Return each entry exactly, omitting nothing.

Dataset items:
>> START

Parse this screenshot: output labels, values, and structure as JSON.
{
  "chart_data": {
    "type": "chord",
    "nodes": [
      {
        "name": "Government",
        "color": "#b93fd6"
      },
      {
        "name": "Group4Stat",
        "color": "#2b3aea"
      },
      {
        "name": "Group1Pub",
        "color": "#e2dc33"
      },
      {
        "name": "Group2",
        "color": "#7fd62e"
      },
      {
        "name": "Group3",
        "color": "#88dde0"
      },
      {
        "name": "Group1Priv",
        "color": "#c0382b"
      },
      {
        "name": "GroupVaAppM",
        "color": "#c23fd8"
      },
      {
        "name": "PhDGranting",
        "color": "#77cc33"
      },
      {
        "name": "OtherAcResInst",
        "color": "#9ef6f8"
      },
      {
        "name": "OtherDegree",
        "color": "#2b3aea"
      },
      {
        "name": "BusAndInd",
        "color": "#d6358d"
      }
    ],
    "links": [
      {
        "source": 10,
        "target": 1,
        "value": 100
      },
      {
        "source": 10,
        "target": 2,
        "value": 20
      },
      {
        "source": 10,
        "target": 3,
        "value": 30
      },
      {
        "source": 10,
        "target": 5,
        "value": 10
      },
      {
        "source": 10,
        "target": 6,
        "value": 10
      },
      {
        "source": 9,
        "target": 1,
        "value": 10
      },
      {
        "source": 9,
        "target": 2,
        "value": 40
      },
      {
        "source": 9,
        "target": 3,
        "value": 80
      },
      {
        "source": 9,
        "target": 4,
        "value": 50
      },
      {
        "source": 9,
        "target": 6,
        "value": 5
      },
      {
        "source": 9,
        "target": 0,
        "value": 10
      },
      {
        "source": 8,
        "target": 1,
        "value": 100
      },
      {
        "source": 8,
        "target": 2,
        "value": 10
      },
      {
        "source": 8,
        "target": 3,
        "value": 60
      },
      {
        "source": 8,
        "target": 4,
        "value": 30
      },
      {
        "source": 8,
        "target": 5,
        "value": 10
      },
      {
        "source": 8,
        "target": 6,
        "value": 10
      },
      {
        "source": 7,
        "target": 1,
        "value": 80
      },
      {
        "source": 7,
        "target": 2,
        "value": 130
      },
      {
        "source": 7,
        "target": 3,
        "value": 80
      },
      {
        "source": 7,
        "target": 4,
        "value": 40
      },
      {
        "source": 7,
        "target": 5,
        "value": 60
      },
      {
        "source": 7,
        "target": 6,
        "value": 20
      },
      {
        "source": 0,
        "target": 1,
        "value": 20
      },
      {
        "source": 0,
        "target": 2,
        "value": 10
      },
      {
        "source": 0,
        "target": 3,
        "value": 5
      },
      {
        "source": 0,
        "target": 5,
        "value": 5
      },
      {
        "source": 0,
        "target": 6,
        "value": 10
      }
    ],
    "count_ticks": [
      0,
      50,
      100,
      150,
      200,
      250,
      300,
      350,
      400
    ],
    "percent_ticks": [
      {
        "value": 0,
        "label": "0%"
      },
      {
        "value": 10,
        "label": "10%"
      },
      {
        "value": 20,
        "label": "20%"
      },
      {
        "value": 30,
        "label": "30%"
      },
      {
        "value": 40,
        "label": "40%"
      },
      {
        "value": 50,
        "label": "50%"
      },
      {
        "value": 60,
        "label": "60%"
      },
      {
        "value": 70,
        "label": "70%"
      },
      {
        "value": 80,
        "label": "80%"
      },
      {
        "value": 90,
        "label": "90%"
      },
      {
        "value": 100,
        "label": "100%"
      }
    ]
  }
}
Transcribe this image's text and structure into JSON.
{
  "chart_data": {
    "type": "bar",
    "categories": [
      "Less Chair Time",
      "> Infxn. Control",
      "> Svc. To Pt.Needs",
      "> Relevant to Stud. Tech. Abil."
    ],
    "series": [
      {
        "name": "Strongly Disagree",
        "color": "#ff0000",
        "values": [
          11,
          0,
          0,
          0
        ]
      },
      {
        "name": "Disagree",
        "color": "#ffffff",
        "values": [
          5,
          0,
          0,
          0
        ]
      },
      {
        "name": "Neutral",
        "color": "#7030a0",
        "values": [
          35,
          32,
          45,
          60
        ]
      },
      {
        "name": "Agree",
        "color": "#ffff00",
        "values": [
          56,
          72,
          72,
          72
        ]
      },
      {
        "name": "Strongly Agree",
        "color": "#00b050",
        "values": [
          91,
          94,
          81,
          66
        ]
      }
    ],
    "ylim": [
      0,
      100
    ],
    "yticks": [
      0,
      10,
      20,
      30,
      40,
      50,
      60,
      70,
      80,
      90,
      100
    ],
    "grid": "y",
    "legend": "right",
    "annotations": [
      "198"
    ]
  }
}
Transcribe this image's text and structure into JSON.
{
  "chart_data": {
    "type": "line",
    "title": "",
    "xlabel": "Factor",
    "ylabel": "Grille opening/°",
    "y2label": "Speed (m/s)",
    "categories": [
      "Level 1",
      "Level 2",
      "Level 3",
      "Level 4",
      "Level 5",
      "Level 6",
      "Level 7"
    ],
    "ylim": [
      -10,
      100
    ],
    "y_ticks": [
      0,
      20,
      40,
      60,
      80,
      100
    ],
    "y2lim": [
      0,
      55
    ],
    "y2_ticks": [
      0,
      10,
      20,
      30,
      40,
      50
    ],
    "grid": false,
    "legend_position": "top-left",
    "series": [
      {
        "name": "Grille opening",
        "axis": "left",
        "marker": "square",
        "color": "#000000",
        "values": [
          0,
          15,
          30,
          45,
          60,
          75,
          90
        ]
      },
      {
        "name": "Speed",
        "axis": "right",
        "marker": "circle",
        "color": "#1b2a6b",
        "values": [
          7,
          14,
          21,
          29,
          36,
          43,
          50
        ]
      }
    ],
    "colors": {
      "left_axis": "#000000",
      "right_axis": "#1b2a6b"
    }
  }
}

>> END

• **Task answer**:
Parse this screenshot: output labels, values, and structure as JSON.
{
  "chart_data": {
    "type": "chord",
    "nodes": [
      {
        "name": "Government",
        "color": "#b93fd6"
      },
      {
        "name": "Group4Stat",
        "color": "#2b3aea"
      },
      {
        "name": "Group1Pub",
        "color": "#e2dc33"
      },
      {
        "name": "Group2",
        "color": "#7fd62e"
      },
      {
        "name": "Group3",
        "color": "#88dde0"
      },
      {
        "name": "Group1Priv",
        "color": "#c0382b"
      },
      {
        "name": "GroupVaAppM",
        "color": "#c23fd8"
      },
      {
        "name": "PhDGranting",
        "color": "#77cc33"
      },
      {
        "name": "OtherAcResInst",
        "color": "#9ef6f8"
      },
      {
        "name": "OtherDegree",
        "color": "#2b3aea"
      },
      {
        "name": "BusAndInd",
        "color": "#d6358d"
      }
    ],
    "links": [
      {
        "source": 10,
        "target": 1,
        "value": 100
      },
      {
        "source": 10,
        "target": 2,
        "value": 20
      },
      {
        "source": 10,
        "target": 3,
        "value": 30
      },
      {
        "source": 10,
        "target": 5,
        "value": 10
      },
      {
        "source": 10,
        "target": 6,
        "value": 10
      },
      {
        "source": 9,
        "target": 1,
        "value": 10
      },
      {
        "source": 9,
        "target": 2,
        "value": 40
      },
      {
        "source": 9,
        "target": 3,
        "value": 80
      },
      {
        "source": 9,
        "target": 4,
        "value": 50
      },
      {
        "source": 9,
        "target": 6,
        "value": 5
      },
      {
        "source": 9,
        "target": 0,
        "value": 10
      },
      {
        "source": 8,
        "target": 1,
        "value": 100
      },
      {
        "source": 8,
        "target": 2,
        "value": 10
      },
      {
        "source": 8,
        "target": 3,
        "value": 60
      },
      {
        "source": 8,
        "target": 4,
        "value": 30
      },
      {
        "source": 8,
        "target": 5,
        "value": 10
      },
      {
        "source": 8,
        "target": 6,
        "value": 10
      },
      {
        "source": 7,
        "target": 1,
        "value": 80
      },
      {
        "source": 7,
        "target": 2,
        "value": 130
      },
      {
        "source": 7,
        "target": 3,
        "value": 80
      },
      {
        "source": 7,
        "target": 4,
        "value": 40
      },
      {
        "source": 7,
        "target": 5,
        "value": 60
      },
      {
        "source": 7,
        "target": 6,
        "value": 20
      },
      {
        "source": 0,
        "target": 1,
        "value": 20
      },
      {
        "source": 0,
        "target": 2,
        "value": 10
      },
      {
        "source": 0,
        "target": 3,
        "value": 5
      },
      {
        "source": 0,
        "target": 5,
        "value": 5
      },
      {
        "source": 0,
        "target": 6,
        "value": 10
      }
    ],
    "count_ticks": [
      0,
      50,
      100,
      150,
      200,
      250,
      300,
      350,
      400
    ],
    "percent_ticks": [
      {
        "value": 0,
        "label": "0%"
      },
      {
        "value": 10,
        "label": "10%"
      },
      {
        "value": 20,
        "label": "20%"
      },
      {
        "value": 30,
        "label": "30%"
      },
      {
        "value": 40,
        "label": "40%"
      },
      {
        "value": 50,
        "label": "50%"
      },
      {
        "value": 60,
        "label": "60%"
      },
      {
        "value": 70,
        "label": "70%"
      },
      {
        "value": 80,
        "label": "80%"
      },
      {
        "value": 90,
        "label": "90%"
      },
      {
        "value": 100,
        "label": "100%"
      }
    ]
  }
}
Transcribe this image's text and structure into JSON.
{
  "chart_data": {
    "type": "bar",
    "categories": [
      "Less Chair Time",
      "> Infxn. Control",
      "> Svc. To Pt.Needs",
      "> Relevant to Stud. Tech. Abil."
    ],
    "series": [
      {
        "name": "Strongly Disagree",
        "color": "#ff0000",
        "values": [
          11,
          0,
          0,
          0
        ]
      },
      {
        "name": "Disagree",
        "color": "#ffffff",
        "values": [
          5,
          0,
          0,
          0
        ]
      },
      {
        "name": "Neutral",
        "color": "#7030a0",
        "values": [
          35,
          32,
          45,
          60
        ]
      },
      {
        "name": "Agree",
        "color": "#ffff00",
        "values": [
          56,
          72,
          72,
          72
        ]
      },
      {
        "name": "Strongly Agree",
        "color": "#00b050",
        "values": [
          91,
          94,
          81,
          66
        ]
      }
    ],
    "ylim": [
      0,
      100
    ],
    "yticks": [
      0,
      10,
      20,
      30,
      40,
      50,
      60,
      70,
      80,
      90,
      100
    ],
    "grid": "y",
    "legend": "right",
    "annotations": [
      "198"
    ]
  }
}
Transcribe this image's text and structure into JSON.
{
  "chart_data": {
    "type": "line",
    "title": "",
    "xlabel": "Factor",
    "ylabel": "Grille opening/°",
    "y2label": "Speed (m/s)",
    "categories": [
      "Level 1",
      "Level 2",
      "Level 3",
      "Level 4",
      "Level 5",
      "Level 6",
      "Level 7"
    ],
    "ylim": [
      -10,
      100
    ],
    "y_ticks": [
      0,
      20,
      40,
      60,
      80,
      100
    ],
    "y2lim": [
      0,
      55
    ],
    "y2_ticks": [
      0,
      10,
      20,
      30,
      40,
      50
    ],
    "grid": false,
    "legend_position": "top-left",
    "series": [
      {
        "name": "Grille opening",
        "axis": "left",
        "marker": "square",
        "color": "#000000",
        "values": [
          0,
          15,
          30,
          45,
          60,
          75,
          90
        ]
      },
      {
        "name": "Speed",
        "axis": "right",
        "marker": "circle",
        "color": "#1b2a6b",
        "values": [
          7,
          14,
          21,
          29,
          36,
          43,
          50
        ]
      }
    ],
    "colors": {
      "left_axis": "#000000",
      "right_axis": "#1b2a6b"
    }
  }
}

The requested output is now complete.